Select, from the data, each line where "Incident" occurs.

--*--

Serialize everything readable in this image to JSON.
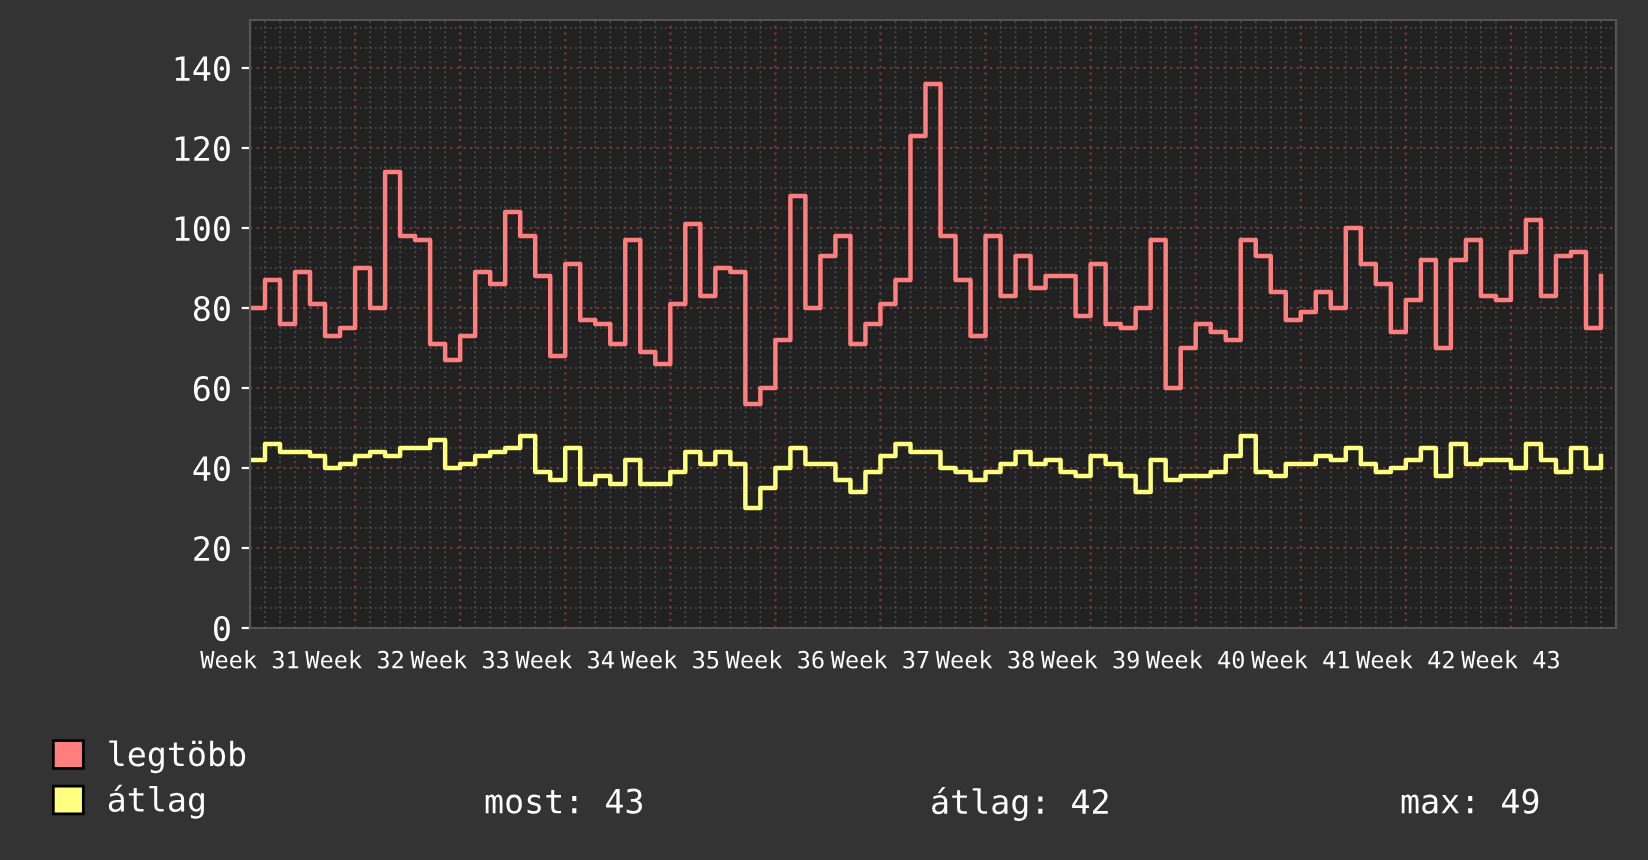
{
  "chart_data": {
    "type": "step",
    "categories": [
      "Week 31",
      null,
      null,
      null,
      null,
      null,
      null,
      "Week 32",
      null,
      null,
      null,
      null,
      null,
      null,
      "Week 33",
      null,
      null,
      null,
      null,
      null,
      null,
      "Week 34",
      null,
      null,
      null,
      null,
      null,
      null,
      "Week 35",
      null,
      null,
      null,
      null,
      null,
      null,
      "Week 36",
      null,
      null,
      null,
      null,
      null,
      null,
      "Week 37",
      null,
      null,
      null,
      null,
      null,
      null,
      "Week 38",
      null,
      null,
      null,
      null,
      null,
      null,
      "Week 39",
      null,
      null,
      null,
      null,
      null,
      null,
      "Week 40",
      null,
      null,
      null,
      null,
      null,
      null,
      "Week 41",
      null,
      null,
      null,
      null,
      null,
      null,
      "Week 42",
      null,
      null,
      null,
      null,
      null,
      null,
      "Week 43",
      null,
      null,
      null,
      null,
      null,
      null
    ],
    "ylim": [
      0,
      152
    ],
    "yticks": [
      0,
      20,
      40,
      60,
      80,
      100,
      120,
      140
    ],
    "grid": true,
    "legend": "bottom",
    "series": [
      {
        "name": "legtöbb",
        "color": "#ff7f7f",
        "values": [
          80,
          87,
          76,
          89,
          81,
          73,
          75,
          90,
          80,
          114,
          98,
          97,
          71,
          67,
          73,
          89,
          86,
          104,
          98,
          88,
          68,
          91,
          77,
          76,
          71,
          97,
          69,
          66,
          81,
          101,
          83,
          90,
          89,
          56,
          60,
          72,
          108,
          80,
          93,
          98,
          71,
          76,
          81,
          87,
          123,
          136,
          98,
          87,
          73,
          98,
          83,
          93,
          85,
          88,
          88,
          78,
          91,
          76,
          75,
          80,
          97,
          60,
          70,
          76,
          74,
          72,
          97,
          93,
          84,
          77,
          79,
          84,
          80,
          100,
          91,
          86,
          74,
          82,
          92,
          70,
          92,
          97,
          83,
          82,
          94,
          102,
          83,
          93,
          94,
          75,
          88
        ]
      },
      {
        "name": "átlag",
        "color": "#ffff80",
        "values": [
          42,
          46,
          44,
          44,
          43,
          40,
          41,
          43,
          44,
          43,
          45,
          45,
          47,
          40,
          41,
          43,
          44,
          45,
          48,
          39,
          37,
          45,
          36,
          38,
          36,
          42,
          36,
          36,
          39,
          44,
          41,
          44,
          41,
          30,
          35,
          40,
          45,
          41,
          41,
          37,
          34,
          39,
          43,
          46,
          44,
          44,
          40,
          39,
          37,
          39,
          41,
          44,
          41,
          42,
          39,
          38,
          43,
          41,
          38,
          34,
          42,
          37,
          38,
          38,
          39,
          43,
          48,
          39,
          38,
          41,
          41,
          43,
          42,
          45,
          41,
          39,
          40,
          42,
          45,
          38,
          46,
          41,
          42,
          42,
          40,
          46,
          42,
          39,
          45,
          40,
          43
        ]
      }
    ],
    "annotations": [
      "most: 43",
      "átlag: 42",
      "max: 49"
    ]
  }
}
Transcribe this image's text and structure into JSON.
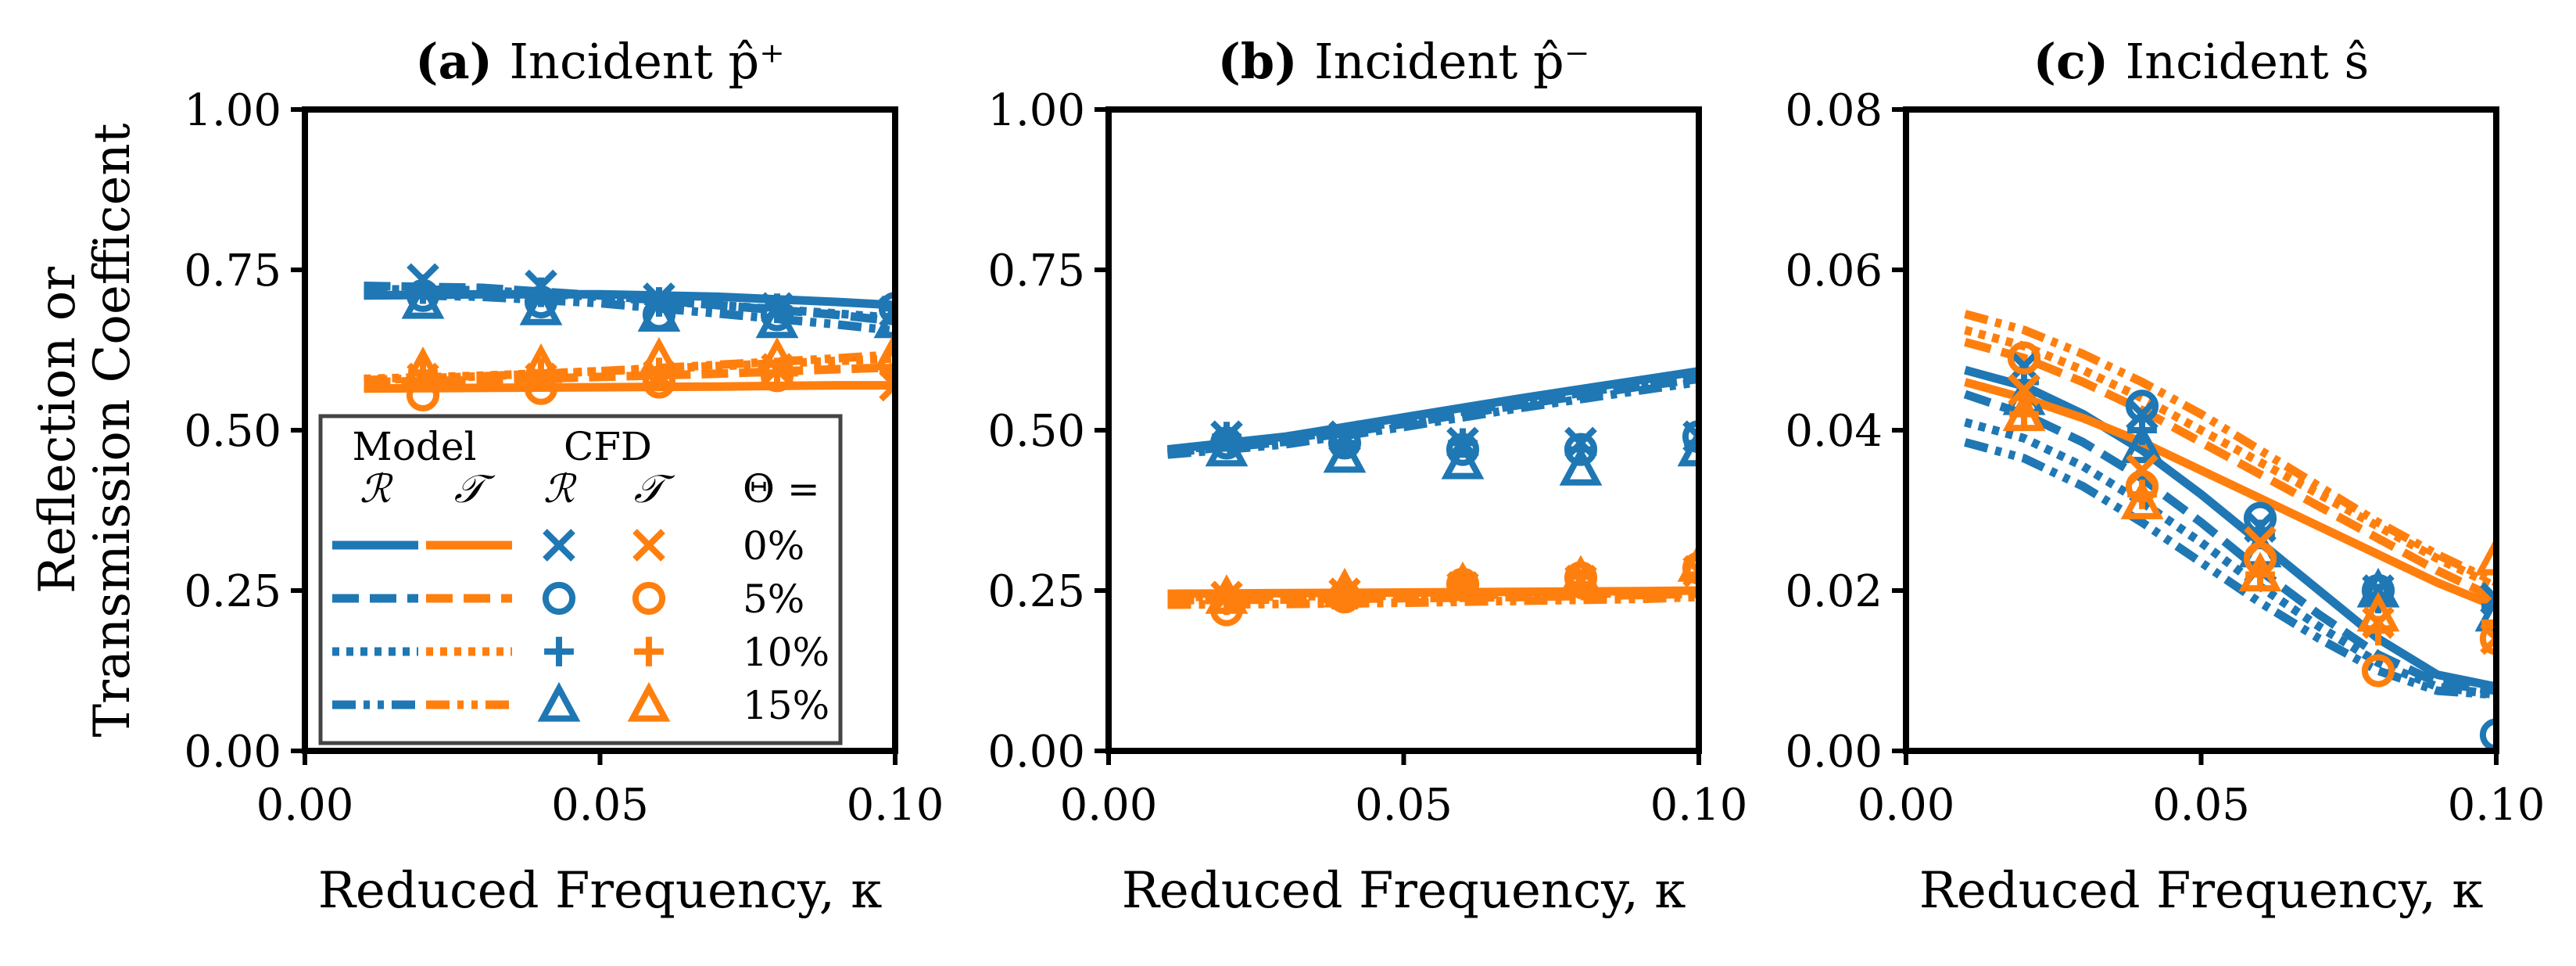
{
  "chart_data": [
    {
      "type": "line",
      "panel": "a",
      "title_bold": "(a)",
      "title": "Incident p̂⁺",
      "xlabel": "Reduced Frequency, κ",
      "ylabel_line1": "Reflection or",
      "ylabel_line2": "Transmission Coefficent",
      "xlim": [
        0.0,
        0.1
      ],
      "ylim": [
        0.0,
        1.0
      ],
      "xticks": [
        0.0,
        0.05,
        0.1
      ],
      "xtick_labels": [
        "0.00",
        "0.05",
        "0.10"
      ],
      "yticks": [
        0.0,
        0.25,
        0.5,
        0.75,
        1.0
      ],
      "ytick_labels": [
        "0.00",
        "0.25",
        "0.50",
        "0.75",
        "1.00"
      ],
      "model_x": [
        0.01,
        0.03,
        0.05,
        0.07,
        0.09,
        0.1
      ],
      "model_series": [
        {
          "name": "R 0%",
          "color": "#1f77b4",
          "dash": "solid",
          "y": [
            0.71,
            0.712,
            0.712,
            0.708,
            0.7,
            0.695
          ]
        },
        {
          "name": "R 5%",
          "color": "#1f77b4",
          "dash": "dashed",
          "y": [
            0.725,
            0.722,
            0.71,
            0.695,
            0.68,
            0.67
          ]
        },
        {
          "name": "R 10%",
          "color": "#1f77b4",
          "dash": "dotted",
          "y": [
            0.72,
            0.718,
            0.708,
            0.695,
            0.682,
            0.675
          ]
        },
        {
          "name": "R 15%",
          "color": "#1f77b4",
          "dash": "dashdotdot",
          "y": [
            0.712,
            0.708,
            0.698,
            0.682,
            0.665,
            0.655
          ]
        },
        {
          "name": "T 0%",
          "color": "#ff7f0e",
          "dash": "solid",
          "y": [
            0.565,
            0.566,
            0.567,
            0.568,
            0.57,
            0.57
          ]
        },
        {
          "name": "T 5%",
          "color": "#ff7f0e",
          "dash": "dashed",
          "y": [
            0.575,
            0.578,
            0.583,
            0.588,
            0.595,
            0.598
          ]
        },
        {
          "name": "T 10%",
          "color": "#ff7f0e",
          "dash": "dotted",
          "y": [
            0.58,
            0.585,
            0.592,
            0.6,
            0.608,
            0.612
          ]
        },
        {
          "name": "T 15%",
          "color": "#ff7f0e",
          "dash": "dashdotdot",
          "y": [
            0.578,
            0.584,
            0.592,
            0.602,
            0.612,
            0.618
          ]
        }
      ],
      "cfd_x": [
        0.02,
        0.04,
        0.06,
        0.08,
        0.1
      ],
      "cfd_series": [
        {
          "name": "R 0%",
          "color": "#1f77b4",
          "marker": "x",
          "y": [
            0.735,
            0.725,
            0.705,
            0.69,
            0.685
          ]
        },
        {
          "name": "R 5%",
          "color": "#1f77b4",
          "marker": "o",
          "y": [
            0.71,
            0.7,
            0.68,
            0.68,
            0.69
          ]
        },
        {
          "name": "R 10%",
          "color": "#1f77b4",
          "marker": "+",
          "y": [
            0.72,
            0.715,
            0.7,
            0.69,
            0.69
          ]
        },
        {
          "name": "R 15%",
          "color": "#1f77b4",
          "marker": "^",
          "y": [
            0.7,
            0.69,
            0.68,
            0.67,
            0.67
          ]
        },
        {
          "name": "T 0%",
          "color": "#ff7f0e",
          "marker": "x",
          "y": [
            0.58,
            0.58,
            0.585,
            0.595,
            0.57
          ]
        },
        {
          "name": "T 5%",
          "color": "#ff7f0e",
          "marker": "o",
          "y": [
            0.555,
            0.565,
            0.575,
            0.585,
            0.6
          ]
        },
        {
          "name": "T 10%",
          "color": "#ff7f0e",
          "marker": "+",
          "y": [
            0.59,
            0.59,
            0.59,
            0.59,
            0.59
          ]
        },
        {
          "name": "T 15%",
          "color": "#ff7f0e",
          "marker": "^",
          "y": [
            0.595,
            0.6,
            0.61,
            0.61,
            0.62
          ]
        }
      ]
    },
    {
      "type": "line",
      "panel": "b",
      "title_bold": "(b)",
      "title": "Incident p̂⁻",
      "xlabel": "Reduced Frequency, κ",
      "xlim": [
        0.0,
        0.1
      ],
      "ylim": [
        0.0,
        1.0
      ],
      "xticks": [
        0.0,
        0.05,
        0.1
      ],
      "xtick_labels": [
        "0.00",
        "0.05",
        "0.10"
      ],
      "yticks": [
        0.0,
        0.25,
        0.5,
        0.75,
        1.0
      ],
      "ytick_labels": [
        "0.00",
        "0.25",
        "0.50",
        "0.75",
        "1.00"
      ],
      "model_x": [
        0.01,
        0.03,
        0.05,
        0.07,
        0.09,
        0.1
      ],
      "model_series": [
        {
          "name": "R 0%",
          "color": "#1f77b4",
          "dash": "solid",
          "y": [
            0.47,
            0.49,
            0.52,
            0.55,
            0.578,
            0.592
          ]
        },
        {
          "name": "R 5%",
          "color": "#1f77b4",
          "dash": "dashed",
          "y": [
            0.465,
            0.482,
            0.51,
            0.54,
            0.568,
            0.58
          ]
        },
        {
          "name": "R 10%",
          "color": "#1f77b4",
          "dash": "dotted",
          "y": [
            0.468,
            0.486,
            0.514,
            0.544,
            0.572,
            0.585
          ]
        },
        {
          "name": "R 15%",
          "color": "#1f77b4",
          "dash": "dashdotdot",
          "y": [
            0.462,
            0.478,
            0.505,
            0.535,
            0.562,
            0.575
          ]
        },
        {
          "name": "T 0%",
          "color": "#ff7f0e",
          "dash": "solid",
          "y": [
            0.245,
            0.246,
            0.247,
            0.248,
            0.249,
            0.25
          ]
        },
        {
          "name": "T 5%",
          "color": "#ff7f0e",
          "dash": "dashed",
          "y": [
            0.235,
            0.236,
            0.238,
            0.24,
            0.243,
            0.245
          ]
        },
        {
          "name": "T 10%",
          "color": "#ff7f0e",
          "dash": "dotted",
          "y": [
            0.24,
            0.241,
            0.242,
            0.244,
            0.246,
            0.248
          ]
        },
        {
          "name": "T 15%",
          "color": "#ff7f0e",
          "dash": "dashdotdot",
          "y": [
            0.228,
            0.229,
            0.231,
            0.234,
            0.237,
            0.24
          ]
        }
      ],
      "cfd_x": [
        0.02,
        0.04,
        0.06,
        0.08,
        0.1
      ],
      "cfd_series": [
        {
          "name": "R 0%",
          "color": "#1f77b4",
          "marker": "x",
          "y": [
            0.49,
            0.49,
            0.48,
            0.48,
            0.49
          ]
        },
        {
          "name": "R 5%",
          "color": "#1f77b4",
          "marker": "o",
          "y": [
            0.48,
            0.48,
            0.47,
            0.47,
            0.49
          ]
        },
        {
          "name": "R 10%",
          "color": "#1f77b4",
          "marker": "+",
          "y": [
            0.49,
            0.48,
            0.48,
            0.47,
            0.48
          ]
        },
        {
          "name": "R 15%",
          "color": "#1f77b4",
          "marker": "^",
          "y": [
            0.47,
            0.46,
            0.45,
            0.44,
            0.47
          ]
        },
        {
          "name": "T 0%",
          "color": "#ff7f0e",
          "marker": "x",
          "y": [
            0.24,
            0.245,
            0.255,
            0.265,
            0.28
          ]
        },
        {
          "name": "T 5%",
          "color": "#ff7f0e",
          "marker": "o",
          "y": [
            0.22,
            0.24,
            0.26,
            0.27,
            0.285
          ]
        },
        {
          "name": "T 10%",
          "color": "#ff7f0e",
          "marker": "+",
          "y": [
            0.235,
            0.245,
            0.255,
            0.26,
            0.275
          ]
        },
        {
          "name": "T 15%",
          "color": "#ff7f0e",
          "marker": "^",
          "y": [
            0.24,
            0.25,
            0.26,
            0.27,
            0.29
          ]
        }
      ]
    },
    {
      "type": "line",
      "panel": "c",
      "title_bold": "(c)",
      "title": "Incident ŝ",
      "xlabel": "Reduced Frequency, κ",
      "xlim": [
        0.0,
        0.1
      ],
      "ylim": [
        0.0,
        0.08
      ],
      "xticks": [
        0.0,
        0.05,
        0.1
      ],
      "xtick_labels": [
        "0.00",
        "0.05",
        "0.10"
      ],
      "yticks": [
        0.0,
        0.02,
        0.04,
        0.06,
        0.08
      ],
      "ytick_labels": [
        "0.00",
        "0.02",
        "0.04",
        "0.06",
        "0.08"
      ],
      "model_x": [
        0.01,
        0.02,
        0.03,
        0.04,
        0.05,
        0.06,
        0.07,
        0.08,
        0.09,
        0.1
      ],
      "model_series": [
        {
          "name": "R 0%",
          "color": "#1f77b4",
          "dash": "solid",
          "y": [
            0.0475,
            0.0455,
            0.042,
            0.0375,
            0.032,
            0.026,
            0.02,
            0.014,
            0.0095,
            0.008
          ]
        },
        {
          "name": "R 5%",
          "color": "#1f77b4",
          "dash": "dashed",
          "y": [
            0.0445,
            0.042,
            0.0385,
            0.034,
            0.0285,
            0.0225,
            0.017,
            0.012,
            0.0085,
            0.0075
          ]
        },
        {
          "name": "R 10%",
          "color": "#1f77b4",
          "dash": "dotted",
          "y": [
            0.041,
            0.039,
            0.0355,
            0.031,
            0.026,
            0.0205,
            0.0155,
            0.011,
            0.008,
            0.007
          ]
        },
        {
          "name": "R 15%",
          "color": "#1f77b4",
          "dash": "dashdotdot",
          "y": [
            0.0385,
            0.0365,
            0.033,
            0.0285,
            0.0235,
            0.0185,
            0.014,
            0.01,
            0.0075,
            0.007
          ]
        },
        {
          "name": "T 0%",
          "color": "#ff7f0e",
          "dash": "solid",
          "y": [
            0.046,
            0.044,
            0.0415,
            0.0385,
            0.035,
            0.0315,
            0.028,
            0.0245,
            0.021,
            0.018
          ]
        },
        {
          "name": "T 5%",
          "color": "#ff7f0e",
          "dash": "dashed",
          "y": [
            0.051,
            0.049,
            0.046,
            0.0425,
            0.0385,
            0.0345,
            0.0305,
            0.0265,
            0.0225,
            0.019
          ]
        },
        {
          "name": "T 10%",
          "color": "#ff7f0e",
          "dash": "dotted",
          "y": [
            0.0525,
            0.0505,
            0.0475,
            0.044,
            0.04,
            0.036,
            0.032,
            0.028,
            0.024,
            0.0205
          ]
        },
        {
          "name": "T 15%",
          "color": "#ff7f0e",
          "dash": "dashdotdot",
          "y": [
            0.0545,
            0.0525,
            0.0495,
            0.046,
            0.042,
            0.0375,
            0.033,
            0.0285,
            0.0245,
            0.021
          ]
        }
      ],
      "cfd_x": [
        0.02,
        0.04,
        0.06,
        0.08,
        0.1
      ],
      "cfd_series": [
        {
          "name": "R 0%",
          "color": "#1f77b4",
          "marker": "x",
          "y": [
            0.048,
            0.042,
            0.028,
            0.02,
            0.019
          ]
        },
        {
          "name": "R 5%",
          "color": "#1f77b4",
          "marker": "o",
          "y": [
            0.049,
            0.043,
            0.029,
            0.02,
            0.002
          ]
        },
        {
          "name": "R 10%",
          "color": "#1f77b4",
          "marker": "+",
          "y": [
            0.046,
            0.04,
            0.027,
            0.019,
            0.018
          ]
        },
        {
          "name": "R 15%",
          "color": "#1f77b4",
          "marker": "^",
          "y": [
            0.044,
            0.038,
            0.025,
            0.02,
            0.017
          ]
        },
        {
          "name": "T 0%",
          "color": "#ff7f0e",
          "marker": "x",
          "y": [
            0.045,
            0.035,
            0.026,
            0.016,
            0.014
          ]
        },
        {
          "name": "T 5%",
          "color": "#ff7f0e",
          "marker": "o",
          "y": [
            0.049,
            0.033,
            0.024,
            0.01,
            0.014
          ]
        },
        {
          "name": "T 10%",
          "color": "#ff7f0e",
          "marker": "+",
          "y": [
            0.042,
            0.032,
            0.022,
            0.015,
            0.016
          ]
        },
        {
          "name": "T 15%",
          "color": "#ff7f0e",
          "marker": "^",
          "y": [
            0.042,
            0.031,
            0.022,
            0.017,
            0.024
          ]
        }
      ]
    }
  ],
  "legend": {
    "model_label": "Model",
    "cfd_label": "CFD",
    "r_symbol": "ℛ",
    "t_symbol": "𝒯",
    "theta_header": "Θ =",
    "rows": [
      "0%",
      "5%",
      "10%",
      "15%"
    ]
  }
}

--*--

### Solution to this task
      "title": "Incident p̂⁺",
      "title": "Incident p̂⁻",
      "title": "Incident ŝ",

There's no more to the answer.